[Page images and their text]
Start of Block
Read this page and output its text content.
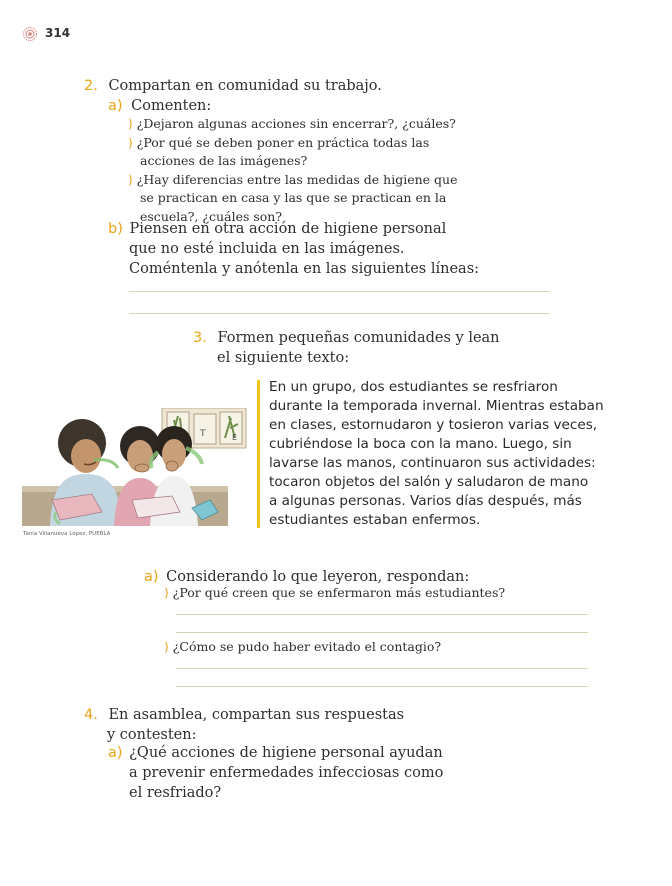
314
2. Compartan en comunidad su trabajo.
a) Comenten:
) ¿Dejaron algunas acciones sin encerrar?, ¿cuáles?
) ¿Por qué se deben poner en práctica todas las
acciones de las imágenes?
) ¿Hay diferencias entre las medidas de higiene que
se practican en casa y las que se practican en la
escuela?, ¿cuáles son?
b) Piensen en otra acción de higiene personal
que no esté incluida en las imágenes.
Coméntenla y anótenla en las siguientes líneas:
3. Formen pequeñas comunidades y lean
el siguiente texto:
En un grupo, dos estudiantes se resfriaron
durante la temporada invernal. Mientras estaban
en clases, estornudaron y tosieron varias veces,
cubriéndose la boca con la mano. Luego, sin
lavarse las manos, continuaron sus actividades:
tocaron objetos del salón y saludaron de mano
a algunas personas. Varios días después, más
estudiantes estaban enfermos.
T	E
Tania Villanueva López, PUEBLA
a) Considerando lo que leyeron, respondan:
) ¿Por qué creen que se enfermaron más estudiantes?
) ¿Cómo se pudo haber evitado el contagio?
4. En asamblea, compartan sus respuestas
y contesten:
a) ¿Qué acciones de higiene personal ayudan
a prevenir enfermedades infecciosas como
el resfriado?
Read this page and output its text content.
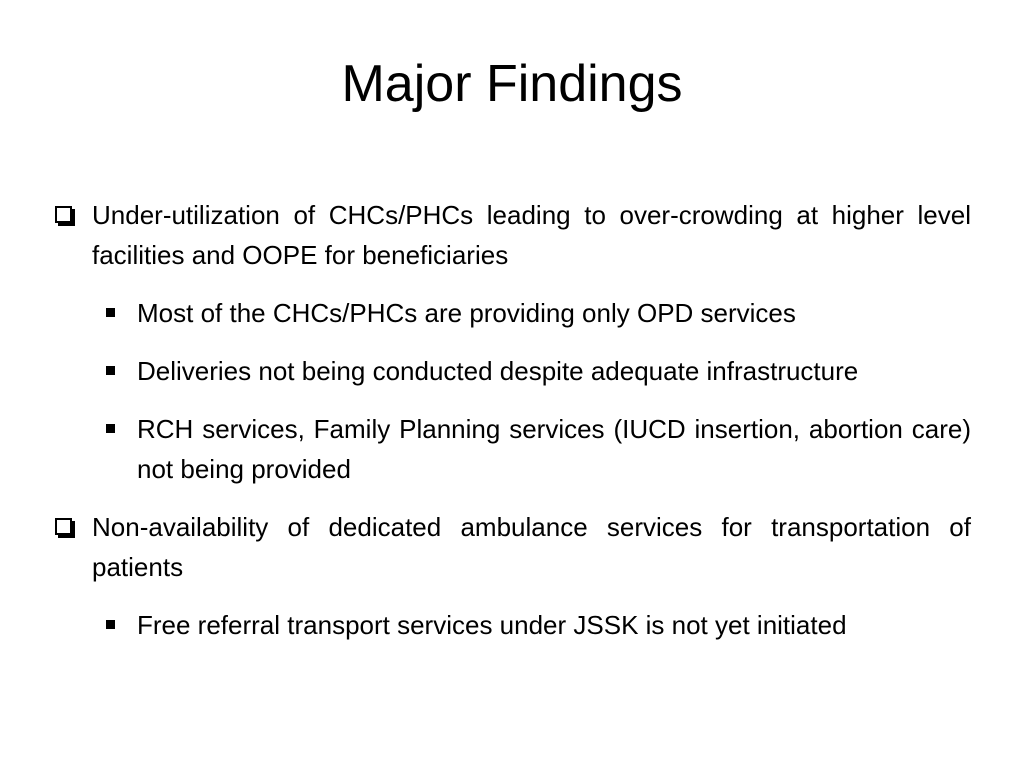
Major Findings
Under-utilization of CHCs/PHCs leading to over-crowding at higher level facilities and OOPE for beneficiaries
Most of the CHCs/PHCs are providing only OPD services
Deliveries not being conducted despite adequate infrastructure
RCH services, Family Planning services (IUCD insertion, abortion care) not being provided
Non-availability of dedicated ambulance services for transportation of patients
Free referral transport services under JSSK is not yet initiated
End of Block
DIRECTIONS FOR THIS TASK: Count the lines above that include the word "acciones". Reply with that number alone.

ANSWER BELOW: 3